▶ Exercise aim
Print out every line, exactly as written.

--- Material provided ---

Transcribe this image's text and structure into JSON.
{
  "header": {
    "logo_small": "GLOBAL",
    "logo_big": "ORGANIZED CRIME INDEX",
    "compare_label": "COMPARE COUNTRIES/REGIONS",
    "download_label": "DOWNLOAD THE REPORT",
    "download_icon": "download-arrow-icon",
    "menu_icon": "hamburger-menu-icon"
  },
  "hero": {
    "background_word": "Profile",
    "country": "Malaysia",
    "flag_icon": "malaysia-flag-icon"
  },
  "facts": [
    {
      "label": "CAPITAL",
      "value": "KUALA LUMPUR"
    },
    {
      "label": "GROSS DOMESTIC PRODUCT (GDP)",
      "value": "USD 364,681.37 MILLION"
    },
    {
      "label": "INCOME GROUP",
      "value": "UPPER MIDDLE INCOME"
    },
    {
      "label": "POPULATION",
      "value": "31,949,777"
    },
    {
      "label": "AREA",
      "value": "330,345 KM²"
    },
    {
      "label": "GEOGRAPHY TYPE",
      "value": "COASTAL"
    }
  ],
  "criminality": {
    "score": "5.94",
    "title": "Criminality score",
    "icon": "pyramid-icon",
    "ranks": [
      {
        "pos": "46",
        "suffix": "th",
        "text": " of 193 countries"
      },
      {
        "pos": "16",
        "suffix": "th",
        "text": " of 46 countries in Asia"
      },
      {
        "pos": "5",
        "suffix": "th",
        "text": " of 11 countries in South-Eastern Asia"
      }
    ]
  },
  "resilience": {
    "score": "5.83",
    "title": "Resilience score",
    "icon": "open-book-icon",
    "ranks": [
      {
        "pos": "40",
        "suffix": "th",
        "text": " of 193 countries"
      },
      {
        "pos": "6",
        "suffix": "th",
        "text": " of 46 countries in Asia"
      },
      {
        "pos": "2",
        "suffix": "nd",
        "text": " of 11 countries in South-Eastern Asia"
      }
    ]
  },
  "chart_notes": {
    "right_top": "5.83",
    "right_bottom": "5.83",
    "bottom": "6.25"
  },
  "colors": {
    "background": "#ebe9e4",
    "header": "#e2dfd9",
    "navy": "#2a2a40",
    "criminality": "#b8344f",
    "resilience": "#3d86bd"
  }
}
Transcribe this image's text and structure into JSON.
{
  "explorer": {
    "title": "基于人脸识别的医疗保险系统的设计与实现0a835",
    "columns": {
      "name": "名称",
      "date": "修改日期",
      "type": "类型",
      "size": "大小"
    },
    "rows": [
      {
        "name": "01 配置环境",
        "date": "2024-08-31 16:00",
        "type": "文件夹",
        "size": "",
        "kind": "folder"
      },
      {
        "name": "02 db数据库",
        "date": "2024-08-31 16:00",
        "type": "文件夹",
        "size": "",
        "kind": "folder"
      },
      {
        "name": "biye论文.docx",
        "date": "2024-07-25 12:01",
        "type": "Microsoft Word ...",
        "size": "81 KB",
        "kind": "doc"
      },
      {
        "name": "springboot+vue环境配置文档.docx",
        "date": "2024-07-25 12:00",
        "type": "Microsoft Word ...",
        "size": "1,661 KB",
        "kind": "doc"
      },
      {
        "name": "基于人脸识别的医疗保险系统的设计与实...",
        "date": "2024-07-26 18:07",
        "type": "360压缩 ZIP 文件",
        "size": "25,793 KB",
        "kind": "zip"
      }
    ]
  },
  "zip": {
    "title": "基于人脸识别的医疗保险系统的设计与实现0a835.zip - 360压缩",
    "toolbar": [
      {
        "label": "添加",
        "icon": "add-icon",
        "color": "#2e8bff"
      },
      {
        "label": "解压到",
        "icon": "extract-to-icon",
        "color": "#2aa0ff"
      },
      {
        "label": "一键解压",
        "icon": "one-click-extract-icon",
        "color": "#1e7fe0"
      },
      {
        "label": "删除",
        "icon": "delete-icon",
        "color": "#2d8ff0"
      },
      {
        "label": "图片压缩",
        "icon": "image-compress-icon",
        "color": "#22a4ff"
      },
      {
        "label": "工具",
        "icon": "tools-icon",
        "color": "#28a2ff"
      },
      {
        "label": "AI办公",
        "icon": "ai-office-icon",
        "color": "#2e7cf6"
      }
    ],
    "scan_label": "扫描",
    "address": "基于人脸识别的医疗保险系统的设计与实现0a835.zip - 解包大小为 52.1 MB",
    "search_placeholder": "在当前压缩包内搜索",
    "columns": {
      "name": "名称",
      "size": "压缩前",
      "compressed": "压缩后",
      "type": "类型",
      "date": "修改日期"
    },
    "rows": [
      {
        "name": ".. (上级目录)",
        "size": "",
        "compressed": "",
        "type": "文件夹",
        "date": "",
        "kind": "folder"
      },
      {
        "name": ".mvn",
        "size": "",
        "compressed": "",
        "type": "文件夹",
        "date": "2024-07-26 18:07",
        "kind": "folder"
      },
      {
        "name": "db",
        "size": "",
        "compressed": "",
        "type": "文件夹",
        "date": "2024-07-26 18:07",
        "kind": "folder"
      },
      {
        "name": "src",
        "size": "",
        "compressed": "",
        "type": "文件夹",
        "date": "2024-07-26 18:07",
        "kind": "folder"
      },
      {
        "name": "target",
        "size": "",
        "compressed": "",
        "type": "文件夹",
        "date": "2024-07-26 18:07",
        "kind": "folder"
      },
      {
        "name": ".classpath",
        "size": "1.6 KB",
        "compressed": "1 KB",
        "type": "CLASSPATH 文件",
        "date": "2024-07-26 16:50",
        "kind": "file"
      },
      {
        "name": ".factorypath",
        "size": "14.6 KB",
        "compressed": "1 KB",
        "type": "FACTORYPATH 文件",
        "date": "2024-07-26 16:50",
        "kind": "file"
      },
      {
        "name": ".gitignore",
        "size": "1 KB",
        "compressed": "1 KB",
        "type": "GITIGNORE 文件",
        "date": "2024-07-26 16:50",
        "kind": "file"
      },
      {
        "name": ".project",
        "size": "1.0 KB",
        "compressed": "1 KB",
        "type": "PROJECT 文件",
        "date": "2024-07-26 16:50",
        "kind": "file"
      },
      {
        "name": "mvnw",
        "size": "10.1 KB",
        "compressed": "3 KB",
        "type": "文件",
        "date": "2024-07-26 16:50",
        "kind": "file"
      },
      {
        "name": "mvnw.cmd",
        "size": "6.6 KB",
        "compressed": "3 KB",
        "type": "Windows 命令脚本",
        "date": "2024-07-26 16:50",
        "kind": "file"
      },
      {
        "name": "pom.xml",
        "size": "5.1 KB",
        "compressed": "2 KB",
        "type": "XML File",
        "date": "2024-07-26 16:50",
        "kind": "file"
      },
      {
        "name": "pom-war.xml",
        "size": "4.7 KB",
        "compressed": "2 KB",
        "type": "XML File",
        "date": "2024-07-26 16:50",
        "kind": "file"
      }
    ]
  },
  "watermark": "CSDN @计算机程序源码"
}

---

▶ Correct answer
Transcribe this image's text and structure into JSON.
{
  "header": {
    "logo_small": "GLOBAL",
    "logo_big": "ORGANIZED CRIME INDEX",
    "compare_label": "COMPARE COUNTRIES/REGIONS",
    "download_label": "DOWNLOAD THE REPORT",
    "download_icon": "download-arrow-icon",
    "menu_icon": "hamburger-menu-icon"
  },
  "hero": {
    "background_word": "Profile",
    "country": "Malaysia",
    "flag_icon": "malaysia-flag-icon"
  },
  "facts": [
    {
      "label": "CAPITAL",
      "value": "KUALA LUMPUR"
    },
    {
      "label": "GROSS DOMESTIC PRODUCT (GDP)",
      "value": "USD 364,681.37 MILLION"
    },
    {
      "label": "INCOME GROUP",
      "value": "UPPER MIDDLE INCOME"
    },
    {
      "label": "POPULATION",
      "value": "31,949,777"
    },
    {
      "label": "AREA",
      "value": "330,345 KM²"
    },
    {
      "label": "GEOGRAPHY TYPE",
      "value": "COASTAL"
    }
  ],
  "criminality": {
    "score": "5.94",
    "title": "Criminality score",
    "icon": "pyramid-icon",
    "ranks": [
      {
        "pos": "46",
        "suffix": "th",
        "text": " of 193 countries"
      },
      {
        "pos": "16",
        "suffix": "th",
        "text": " of 46 countries in Asia"
      },
      {
        "pos": "5",
        "suffix": "th",
        "text": " of 11 countries in South-Eastern Asia"
      }
    ]
  },
  "resilience": {
    "score": "5.83",
    "title": "Resilience score",
    "icon": "open-book-icon",
    "ranks": [
      {
        "pos": "40",
        "suffix": "th",
        "text": " of 193 countries"
      },
      {
        "pos": "6",
        "suffix": "th",
        "text": " of 46 countries in Asia"
      },
      {
        "pos": "2",
        "suffix": "nd",
        "text": " of 11 countries in South-Eastern Asia"
      }
    ]
  },
  "chart_notes": {
    "right_top": "5.83",
    "right_bottom": "5.83",
    "bottom": "6.25"
  },
  "colors": {
    "background": "#ebe9e4",
    "header": "#e2dfd9",
    "navy": "#2a2a40",
    "criminality": "#b8344f",
    "resilience": "#3d86bd"
  }
}
Transcribe this image's text and structure into JSON.
{
  "explorer": {
    "title": "基于人脸识别的医疗保险系统的设计与实现0a835",
    "columns": {
      "name": "名称",
      "date": "修改日期",
      "type": "类型",
      "size": "大小"
    },
    "rows": [
      {
        "name": "01 配置环境",
        "date": "2024-08-31 16:00",
        "type": "文件夹",
        "size": "",
        "kind": "folder"
      },
      {
        "name": "02 db数据库",
        "date": "2024-08-31 16:00",
        "type": "文件夹",
        "size": "",
        "kind": "folder"
      },
      {
        "name": "biye论文.docx",
        "date": "2024-07-25 12:01",
        "type": "Microsoft Word ...",
        "size": "81 KB",
        "kind": "doc"
      },
      {
        "name": "springboot+vue环境配置文档.docx",
        "date": "2024-07-25 12:00",
        "type": "Microsoft Word ...",
        "size": "1,661 KB",
        "kind": "doc"
      },
      {
        "name": "基于人脸识别的医疗保险系统的设计与实...",
        "date": "2024-07-26 18:07",
        "type": "360压缩 ZIP 文件",
        "size": "25,793 KB",
        "kind": "zip"
      }
    ]
  },
  "zip": {
    "title": "基于人脸识别的医疗保险系统的设计与实现0a835.zip - 360压缩",
    "toolbar": [
      {
        "label": "添加",
        "icon": "add-icon",
        "color": "#2e8bff"
      },
      {
        "label": "解压到",
        "icon": "extract-to-icon",
        "color": "#2aa0ff"
      },
      {
        "label": "一键解压",
        "icon": "one-click-extract-icon",
        "color": "#1e7fe0"
      },
      {
        "label": "删除",
        "icon": "delete-icon",
        "color": "#2d8ff0"
      },
      {
        "label": "图片压缩",
        "icon": "image-compress-icon",
        "color": "#22a4ff"
      },
      {
        "label": "工具",
        "icon": "tools-icon",
        "color": "#28a2ff"
      },
      {
        "label": "AI办公",
        "icon": "ai-office-icon",
        "color": "#2e7cf6"
      }
    ],
    "scan_label": "扫描",
    "address": "基于人脸识别的医疗保险系统的设计与实现0a835.zip - 解包大小为 52.1 MB",
    "search_placeholder": "在当前压缩包内搜索",
    "columns": {
      "name": "名称",
      "size": "压缩前",
      "compressed": "压缩后",
      "type": "类型",
      "date": "修改日期"
    },
    "rows": [
      {
        "name": ".. (上级目录)",
        "size": "",
        "compressed": "",
        "type": "文件夹",
        "date": "",
        "kind": "folder"
      },
      {
        "name": ".mvn",
        "size": "",
        "compressed": "",
        "type": "文件夹",
        "date": "2024-07-26 18:07",
        "kind": "folder"
      },
      {
        "name": "db",
        "size": "",
        "compressed": "",
        "type": "文件夹",
        "date": "2024-07-26 18:07",
        "kind": "folder"
      },
      {
        "name": "src",
        "size": "",
        "compressed": "",
        "type": "文件夹",
        "date": "2024-07-26 18:07",
        "kind": "folder"
      },
      {
        "name": "target",
        "size": "",
        "compressed": "",
        "type": "文件夹",
        "date": "2024-07-26 18:07",
        "kind": "folder"
      },
      {
        "name": ".classpath",
        "size": "1.6 KB",
        "compressed": "1 KB",
        "type": "CLASSPATH 文件",
        "date": "2024-07-26 16:50",
        "kind": "file"
      },
      {
        "name": ".factorypath",
        "size": "14.6 KB",
        "compressed": "1 KB",
        "type": "FACTORYPATH 文件",
        "date": "2024-07-26 16:50",
        "kind": "file"
      },
      {
        "name": ".gitignore",
        "size": "1 KB",
        "compressed": "1 KB",
        "type": "GITIGNORE 文件",
        "date": "2024-07-26 16:50",
        "kind": "file"
      },
      {
        "name": ".project",
        "size": "1.0 KB",
        "compressed": "1 KB",
        "type": "PROJECT 文件",
        "date": "2024-07-26 16:50",
        "kind": "file"
      },
      {
        "name": "mvnw",
        "size": "10.1 KB",
        "compressed": "3 KB",
        "type": "文件",
        "date": "2024-07-26 16:50",
        "kind": "file"
      },
      {
        "name": "mvnw.cmd",
        "size": "6.6 KB",
        "compressed": "3 KB",
        "type": "Windows 命令脚本",
        "date": "2024-07-26 16:50",
        "kind": "file"
      },
      {
        "name": "pom.xml",
        "size": "5.1 KB",
        "compressed": "2 KB",
        "type": "XML File",
        "date": "2024-07-26 16:50",
        "kind": "file"
      },
      {
        "name": "pom-war.xml",
        "size": "4.7 KB",
        "compressed": "2 KB",
        "type": "XML File",
        "date": "2024-07-26 16:50",
        "kind": "file"
      }
    ]
  },
  "watermark": "CSDN @计算机程序源码"
}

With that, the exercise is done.